◆ **Exercise instructions**: In the entries below, find every line with "favourites" and copy it.

══ Provided material

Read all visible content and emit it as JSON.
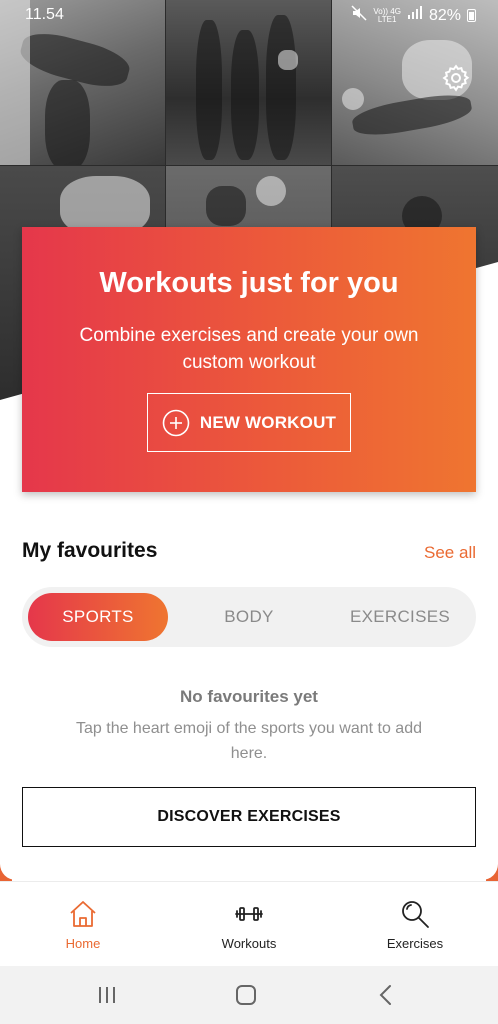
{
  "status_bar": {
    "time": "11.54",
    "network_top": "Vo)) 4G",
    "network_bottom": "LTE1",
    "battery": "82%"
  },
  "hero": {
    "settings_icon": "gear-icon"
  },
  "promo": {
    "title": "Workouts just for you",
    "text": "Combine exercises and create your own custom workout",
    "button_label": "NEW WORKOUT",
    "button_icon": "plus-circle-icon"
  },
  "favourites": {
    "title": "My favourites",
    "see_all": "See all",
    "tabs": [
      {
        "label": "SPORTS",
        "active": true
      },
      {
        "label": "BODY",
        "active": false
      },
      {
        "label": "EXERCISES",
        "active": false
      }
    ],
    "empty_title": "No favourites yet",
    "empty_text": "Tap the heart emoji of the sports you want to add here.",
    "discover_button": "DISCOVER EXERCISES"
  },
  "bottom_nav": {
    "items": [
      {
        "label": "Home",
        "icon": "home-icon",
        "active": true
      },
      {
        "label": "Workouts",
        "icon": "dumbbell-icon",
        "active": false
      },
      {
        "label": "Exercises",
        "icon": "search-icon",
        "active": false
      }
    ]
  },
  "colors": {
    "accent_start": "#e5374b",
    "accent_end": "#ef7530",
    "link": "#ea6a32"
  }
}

════

◆ **Problem solution**:
  "favourites": {
    "title": "My favourites",
    "empty_title": "No favourites yet",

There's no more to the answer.